• Goal
Find the lines with "годах" in them and copy them out.

★ ★ ★ ★ ★ ★ ★

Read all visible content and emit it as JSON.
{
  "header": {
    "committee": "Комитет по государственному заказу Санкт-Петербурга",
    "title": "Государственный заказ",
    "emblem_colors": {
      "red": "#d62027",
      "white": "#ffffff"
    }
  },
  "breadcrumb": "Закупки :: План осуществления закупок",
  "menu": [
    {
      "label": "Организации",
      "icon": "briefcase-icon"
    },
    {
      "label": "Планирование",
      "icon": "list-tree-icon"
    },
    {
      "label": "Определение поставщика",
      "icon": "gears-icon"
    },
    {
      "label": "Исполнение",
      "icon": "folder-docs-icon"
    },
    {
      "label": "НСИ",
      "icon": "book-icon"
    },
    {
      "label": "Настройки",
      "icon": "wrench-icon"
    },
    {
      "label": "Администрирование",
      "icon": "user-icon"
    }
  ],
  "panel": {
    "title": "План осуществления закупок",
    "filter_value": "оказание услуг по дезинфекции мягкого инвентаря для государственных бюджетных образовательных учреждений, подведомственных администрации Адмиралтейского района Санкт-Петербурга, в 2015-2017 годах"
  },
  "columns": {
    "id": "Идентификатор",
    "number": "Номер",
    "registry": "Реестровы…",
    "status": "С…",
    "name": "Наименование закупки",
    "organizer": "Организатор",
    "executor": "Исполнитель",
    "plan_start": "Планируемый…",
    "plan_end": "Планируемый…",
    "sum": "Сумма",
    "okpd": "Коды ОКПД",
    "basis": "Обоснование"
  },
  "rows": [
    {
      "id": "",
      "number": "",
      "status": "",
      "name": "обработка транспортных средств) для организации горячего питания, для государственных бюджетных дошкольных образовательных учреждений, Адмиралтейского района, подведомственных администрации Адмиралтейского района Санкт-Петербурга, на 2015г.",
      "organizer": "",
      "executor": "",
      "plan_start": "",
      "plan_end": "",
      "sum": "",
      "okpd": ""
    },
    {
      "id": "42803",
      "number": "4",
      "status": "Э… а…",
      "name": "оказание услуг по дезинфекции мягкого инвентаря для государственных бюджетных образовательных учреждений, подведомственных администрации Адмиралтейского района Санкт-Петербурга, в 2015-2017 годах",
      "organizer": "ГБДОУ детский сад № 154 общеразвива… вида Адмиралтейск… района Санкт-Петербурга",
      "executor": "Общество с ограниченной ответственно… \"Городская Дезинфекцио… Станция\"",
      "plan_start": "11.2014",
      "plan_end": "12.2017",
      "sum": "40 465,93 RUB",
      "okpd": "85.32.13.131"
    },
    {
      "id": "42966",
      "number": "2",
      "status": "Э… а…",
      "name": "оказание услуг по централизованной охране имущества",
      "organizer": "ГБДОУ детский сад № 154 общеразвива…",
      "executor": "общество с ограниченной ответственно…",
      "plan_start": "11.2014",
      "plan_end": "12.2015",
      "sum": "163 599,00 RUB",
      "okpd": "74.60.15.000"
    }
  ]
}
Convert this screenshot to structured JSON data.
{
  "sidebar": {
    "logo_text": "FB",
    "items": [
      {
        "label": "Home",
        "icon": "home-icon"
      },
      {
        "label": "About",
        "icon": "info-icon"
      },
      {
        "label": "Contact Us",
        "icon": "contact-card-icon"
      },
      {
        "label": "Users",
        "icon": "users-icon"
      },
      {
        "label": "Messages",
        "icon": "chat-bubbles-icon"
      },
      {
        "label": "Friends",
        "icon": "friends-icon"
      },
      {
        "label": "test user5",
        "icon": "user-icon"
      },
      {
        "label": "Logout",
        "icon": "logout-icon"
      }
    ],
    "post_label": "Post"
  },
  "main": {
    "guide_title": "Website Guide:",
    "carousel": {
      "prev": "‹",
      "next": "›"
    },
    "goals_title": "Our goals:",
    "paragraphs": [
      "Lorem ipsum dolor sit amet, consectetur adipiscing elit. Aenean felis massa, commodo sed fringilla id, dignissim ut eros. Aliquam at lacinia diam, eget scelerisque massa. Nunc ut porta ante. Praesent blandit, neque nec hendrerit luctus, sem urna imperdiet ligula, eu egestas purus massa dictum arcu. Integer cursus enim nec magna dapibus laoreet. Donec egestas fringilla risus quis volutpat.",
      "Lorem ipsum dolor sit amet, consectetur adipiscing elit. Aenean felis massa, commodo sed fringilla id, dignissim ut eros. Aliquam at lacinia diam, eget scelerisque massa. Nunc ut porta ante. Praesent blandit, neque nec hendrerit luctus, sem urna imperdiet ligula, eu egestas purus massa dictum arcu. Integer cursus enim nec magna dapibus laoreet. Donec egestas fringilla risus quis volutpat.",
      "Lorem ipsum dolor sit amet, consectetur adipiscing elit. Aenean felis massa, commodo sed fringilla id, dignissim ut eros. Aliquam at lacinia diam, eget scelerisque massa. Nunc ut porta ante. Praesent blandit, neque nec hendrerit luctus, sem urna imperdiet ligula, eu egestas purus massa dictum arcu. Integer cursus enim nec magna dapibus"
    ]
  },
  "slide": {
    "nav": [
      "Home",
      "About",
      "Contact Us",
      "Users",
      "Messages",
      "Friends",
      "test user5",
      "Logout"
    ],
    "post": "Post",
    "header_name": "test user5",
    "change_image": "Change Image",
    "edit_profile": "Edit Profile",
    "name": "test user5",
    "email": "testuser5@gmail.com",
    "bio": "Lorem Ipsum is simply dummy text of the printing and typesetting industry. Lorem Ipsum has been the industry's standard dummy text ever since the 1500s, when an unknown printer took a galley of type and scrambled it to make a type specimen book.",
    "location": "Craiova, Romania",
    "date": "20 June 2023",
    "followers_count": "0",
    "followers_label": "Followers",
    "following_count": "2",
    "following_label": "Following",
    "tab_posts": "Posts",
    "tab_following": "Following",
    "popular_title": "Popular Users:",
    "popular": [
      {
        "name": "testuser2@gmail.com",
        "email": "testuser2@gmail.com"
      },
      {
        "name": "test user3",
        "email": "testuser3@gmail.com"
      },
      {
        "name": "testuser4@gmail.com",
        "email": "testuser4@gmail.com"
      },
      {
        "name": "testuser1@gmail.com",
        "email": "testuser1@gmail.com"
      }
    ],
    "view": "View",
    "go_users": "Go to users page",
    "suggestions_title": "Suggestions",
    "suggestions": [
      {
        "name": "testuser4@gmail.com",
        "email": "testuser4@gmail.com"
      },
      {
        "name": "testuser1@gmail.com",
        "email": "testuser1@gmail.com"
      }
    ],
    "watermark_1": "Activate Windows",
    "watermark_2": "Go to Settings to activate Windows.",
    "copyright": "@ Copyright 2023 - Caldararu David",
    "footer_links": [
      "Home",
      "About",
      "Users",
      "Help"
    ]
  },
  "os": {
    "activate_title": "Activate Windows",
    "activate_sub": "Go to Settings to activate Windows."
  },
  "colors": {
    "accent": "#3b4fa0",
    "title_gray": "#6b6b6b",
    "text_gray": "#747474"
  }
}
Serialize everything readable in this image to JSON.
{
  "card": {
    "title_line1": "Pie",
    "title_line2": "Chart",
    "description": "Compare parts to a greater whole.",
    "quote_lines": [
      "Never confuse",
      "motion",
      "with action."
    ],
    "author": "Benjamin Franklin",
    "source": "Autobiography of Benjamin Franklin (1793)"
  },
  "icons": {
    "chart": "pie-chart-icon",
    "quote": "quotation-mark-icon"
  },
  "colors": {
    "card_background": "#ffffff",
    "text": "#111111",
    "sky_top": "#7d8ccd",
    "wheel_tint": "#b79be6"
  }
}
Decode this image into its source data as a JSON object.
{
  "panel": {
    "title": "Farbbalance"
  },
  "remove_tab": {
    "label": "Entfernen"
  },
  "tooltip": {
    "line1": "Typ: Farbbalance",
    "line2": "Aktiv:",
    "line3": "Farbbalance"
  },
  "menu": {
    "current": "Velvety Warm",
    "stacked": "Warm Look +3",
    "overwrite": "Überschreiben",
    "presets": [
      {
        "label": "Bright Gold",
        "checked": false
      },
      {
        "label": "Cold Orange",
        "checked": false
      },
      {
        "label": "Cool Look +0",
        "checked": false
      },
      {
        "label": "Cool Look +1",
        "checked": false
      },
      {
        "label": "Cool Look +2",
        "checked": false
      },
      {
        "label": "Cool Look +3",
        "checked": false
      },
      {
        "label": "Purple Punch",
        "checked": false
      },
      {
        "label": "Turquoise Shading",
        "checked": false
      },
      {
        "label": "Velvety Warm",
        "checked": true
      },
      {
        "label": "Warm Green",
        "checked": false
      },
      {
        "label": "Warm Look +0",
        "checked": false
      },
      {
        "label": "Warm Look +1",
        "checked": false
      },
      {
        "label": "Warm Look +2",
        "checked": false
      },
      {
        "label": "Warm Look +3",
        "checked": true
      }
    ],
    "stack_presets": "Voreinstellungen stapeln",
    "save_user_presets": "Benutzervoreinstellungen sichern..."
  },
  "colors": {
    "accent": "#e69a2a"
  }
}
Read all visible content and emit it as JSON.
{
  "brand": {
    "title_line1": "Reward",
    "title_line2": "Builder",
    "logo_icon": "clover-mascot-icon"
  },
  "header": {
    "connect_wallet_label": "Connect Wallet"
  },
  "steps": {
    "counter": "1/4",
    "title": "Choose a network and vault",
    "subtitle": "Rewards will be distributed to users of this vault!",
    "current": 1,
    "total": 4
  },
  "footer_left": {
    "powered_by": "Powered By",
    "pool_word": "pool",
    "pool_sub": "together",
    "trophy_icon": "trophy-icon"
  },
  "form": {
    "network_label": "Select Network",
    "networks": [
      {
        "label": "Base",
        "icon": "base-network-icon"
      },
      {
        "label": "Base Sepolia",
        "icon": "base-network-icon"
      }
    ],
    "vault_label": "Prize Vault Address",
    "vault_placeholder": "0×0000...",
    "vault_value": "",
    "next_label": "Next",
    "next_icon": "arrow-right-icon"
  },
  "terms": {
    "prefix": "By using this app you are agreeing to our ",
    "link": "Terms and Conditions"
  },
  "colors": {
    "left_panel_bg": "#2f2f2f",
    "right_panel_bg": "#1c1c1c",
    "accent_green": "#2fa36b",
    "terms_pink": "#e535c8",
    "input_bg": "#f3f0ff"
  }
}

★ ★ ★ ★ ★ ★ ★

• Solution
    "filter_value": "оказание услуг по дезинфекции мягкого инвентаря для государственных бюджетных образовательных учреждений, подведомственных администрации Адмиралтейского района Санкт-Петербурга, в 2015-2017 годах"
      "name": "оказание услуг по дезинфекции мягкого инвентаря для государственных бюджетных образовательных учреждений, подведомственных администрации Адмиралтейского района Санкт-Петербурга, в 2015-2017 годах",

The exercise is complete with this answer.